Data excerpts
....

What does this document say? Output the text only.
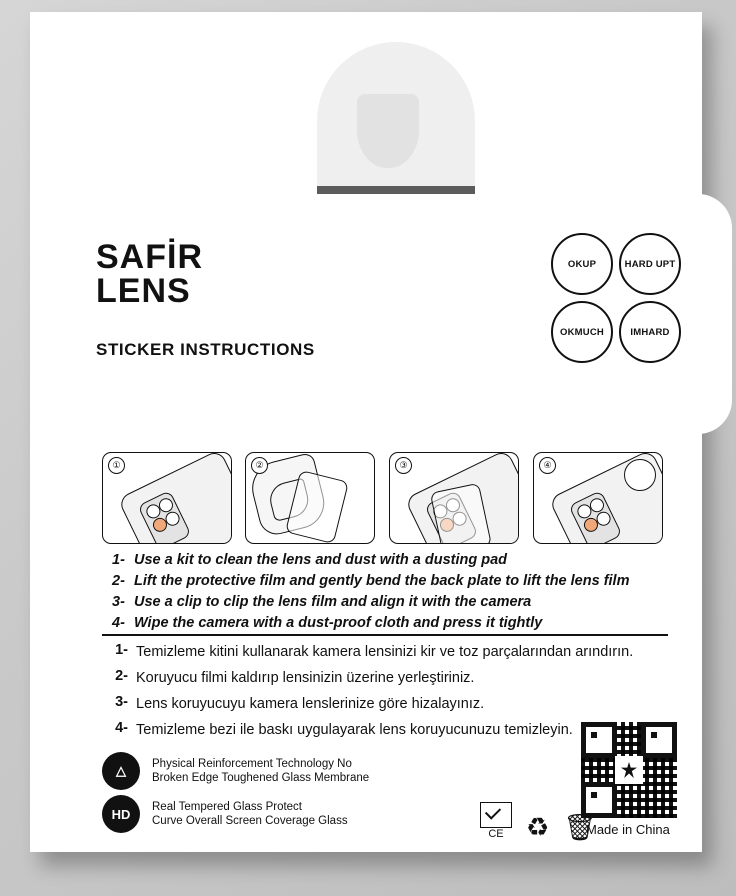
SAFİR
LENS
STICKER INSTRUCTIONS
OKUP	HARD UPT
OKMUCH	IMHARD
①	②	③	④
1- Use a kit to clean the lens and dust with a dusting pad
2- Lift the protective film and gently bend the back plate to lift the lens film
3- Use a clip to clip the lens film and align it with the camera
4- Wipe the camera with a dust-proof cloth and press it tightly
1- Temizleme kitini kullanarak kamera lensinizi kir ve toz parçalarından arındırın.
2- Koruyucu filmi kaldırıp lensinizin üzerine yerleştiriniz.
3- Lens koruyucuyu kamera lenslerinize göre hizalayınız.
4- Temizleme bezi ile baskı uygulayarak lens koruyucunuzu temizleyin.
△	Physical Reinforcement Technology No
Broken Edge Toughened Glass Membrane
HD	Real Tempered Glass Protect
Curve Overall Screen Coverage Glass
CE ♻ 🗑
Made in China
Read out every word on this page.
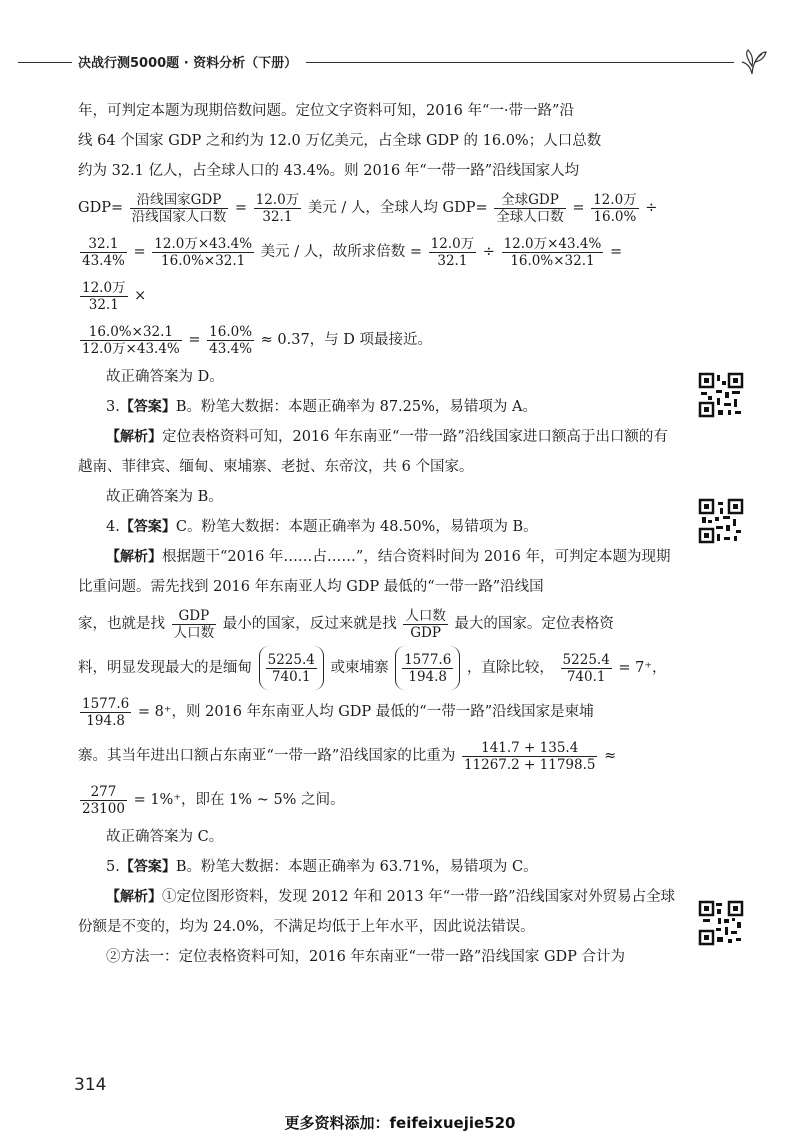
决战行测5000题 · 资料分析（下册）

年，可判定本题为现期倍数问题。定位文字资料可知，2016 年“一·带一路”沿

线 64 个国家 GDP 之和约为 12.0 万亿美元，占全球 GDP 的 16.0%；人口总数

约为 32.1 亿人，占全球人口的 43.4%。则 2016 年“一带一路”沿线国家人均

$GDP= \frac{\text{沿线国家GDP}}{\text{沿线国家人口数}} = \frac{\text{12.0万}}{32.1}$ 美元 / 人，全球人均 $GDP= \frac{\text{全球GDP}}{\text{全球人口数}} = \frac{\text{12.0万}}{16.0\%}$ ÷

$\frac{32.1}{43.4\%} = \frac{\text{12.0万×43.4\%}}{16.0\%\times 32.1}$ 美元 / 人，故所求倍数 = $\frac{\text{12.0万}}{32.1} \div \frac{\text{12.0万×43.4\%}}{16.0\%\times 32.1}$ =
$\frac{\text{12.0万}}{32.1}$ ×

$\frac{16.0\%\times 32.1}{\text{12.0万×43.4\%}} = \frac{16.0\%}{43.4\%} \approx 0.37$，与 D 项最接近。

故正确答案为 D。

3.【答案】B。粉笔大数据：本题正确率为 87.25%，易错项为 A。

【解析】定位表格资料可知，2016 年东南亚“一带一路”沿线国家进口额高于出口额的有越南、菲律宾、缅甸、柬埔寨、老挝、东帝汶，共 6 个国家。

故正确答案为 B。

4.【答案】C。粉笔大数据：本题正确率为 48.50%，易错项为 B。

【解析】根据题干“2016 年……占……”，结合资料时间为 2016 年，可判定本题为现期比重问题。需先找到 2016 年东南亚人均 GDP 最低的“一带一路”沿线国

家，也就是找 $\frac{\text{GDP}}{\text{人口数}}$ 最小的国家，反过来就是找 $\frac{\text{人口数}}{\text{GDP}}$ 最大的国家。定位表格资

料，明显发现最大的是缅甸 $\frac{5225.4}{740.1}$ 或柬埔寨 $\frac{1577.6}{194.8}$ ，直除比较， $\frac{5225.4}{740.1} = 7^+$，

$\frac{1577.6}{194.8} = 8^+$，则 2016 年东南亚人均 GDP 最低的“一带一路”沿线国家是柬埔

寨。其当年进出口额占东南亚“一带一路”沿线国家的比重为 $\frac{141.7 + 135.4}{11267.2 + 11798.5}$ ≈

$\frac{277}{23100} = 1\%^+$，即在 1% ~ 5% 之间。

故正确答案为 C。

5.【答案】B。粉笔大数据：本题正确率为 63.71%，易错项为 C。

【解析】①定位图形资料，发现 2012 年和 2013 年“一带一路”沿线国家对外贸易占全球份额是不变的，均为 24.0%，不满足均低于上年水平，因此说法错误。

②方法一：定位表格资料可知，2016 年东南亚“一带一路”沿线国家 GDP 合计为

314
更多资料添加：feifeixuejie520
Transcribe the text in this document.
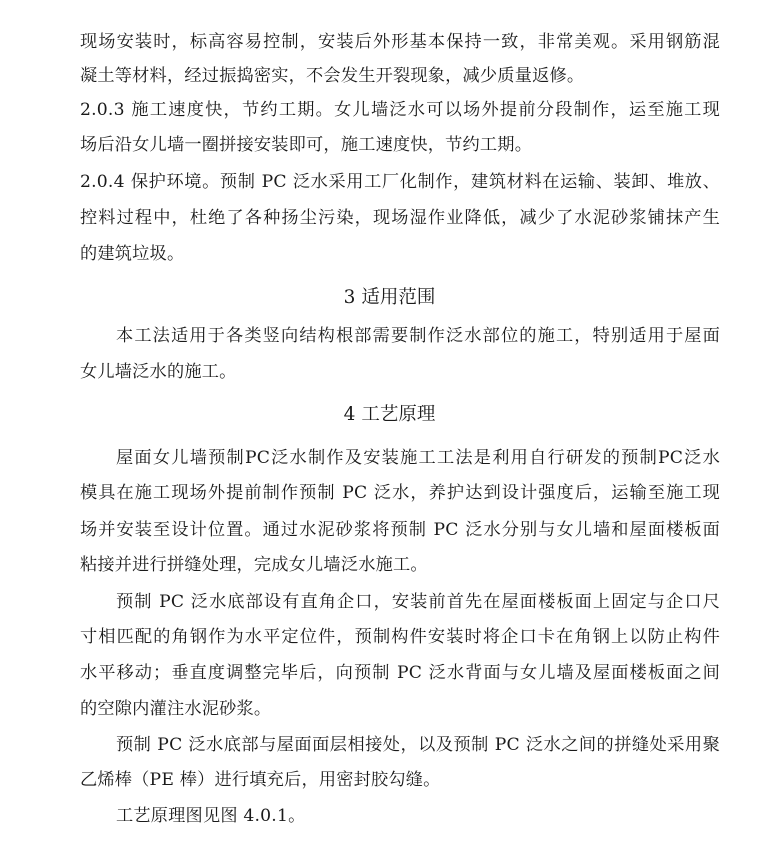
现场安装时，标高容易控制，安装后外形基本保持一致，非常美观。采用钢筋混
凝土等材料，经过振捣密实，不会发生开裂现象，减少质量返修。
2.0.3 施工速度快，节约工期。女儿墙泛水可以场外提前分段制作，运至施工现
场后沿女儿墙一圈拼接安装即可，施工速度快，节约工期。
2.0.4 保护环境。预制 PC 泛水采用工厂化制作，建筑材料在运输、装卸、堆放、
控料过程中，杜绝了各种扬尘污染，现场湿作业降低，减少了水泥砂浆铺抹产生
的建筑垃圾。
3 适用范围
本工法适用于各类竖向结构根部需要制作泛水部位的施工，特别适用于屋面
女儿墙泛水的施工。
4 工艺原理
屋面女儿墙预制PC泛水制作及安装施工工法是利用自行研发的预制PC泛水
模具在施工现场外提前制作预制 PC 泛水，养护达到设计强度后，运输至施工现
场并安装至设计位置。通过水泥砂浆将预制 PC 泛水分别与女儿墙和屋面楼板面
粘接并进行拼缝处理，完成女儿墙泛水施工。
预制 PC 泛水底部设有直角企口，安装前首先在屋面楼板面上固定与企口尺
寸相匹配的角钢作为水平定位件，预制构件安装时将企口卡在角钢上以防止构件
水平移动；垂直度调整完毕后，向预制 PC 泛水背面与女儿墙及屋面楼板面之间
的空隙内灌注水泥砂浆。
预制 PC 泛水底部与屋面面层相接处，以及预制 PC 泛水之间的拼缝处采用聚
乙烯棒（PE 棒）进行填充后，用密封胶勾缝。
工艺原理图见图 4.0.1。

....

Look through the data above. Find each line with the string "text" and copy it.

FINISHED EXERCISE.
What does this document say? Output the text only.
$GDP= \frac{\text{沿线国家GDP}}{\text{沿线国家人口数}} = \frac{\text{12.0万}}{32.1}$ 美元 / 人，全球人均 $GDP= \frac{\text{全球GDP}}{\text{全球人口数}} = \frac{\text{12.0万}}{16.0\%}$ ÷
$\frac{32.1}{43.4\%} = \frac{\text{12.0万×43.4\%}}{16.0\%\times 32.1}$ 美元 / 人，故所求倍数 = $\frac{\text{12.0万}}{32.1} \div \frac{\text{12.0万×43.4\%}}{16.0\%\times 32.1}$ =
$\frac{\text{12.0万}}{32.1}$ ×
$\frac{16.0\%\times 32.1}{\text{12.0万×43.4\%}} = \frac{16.0\%}{43.4\%} \approx 0.37$，与 D 项最接近。
家，也就是找 $\frac{\text{GDP}}{\text{人口数}}$ 最小的国家，反过来就是找 $\frac{\text{人口数}}{\text{GDP}}$ 最大的国家。定位表格资
Transcribe the text in this document.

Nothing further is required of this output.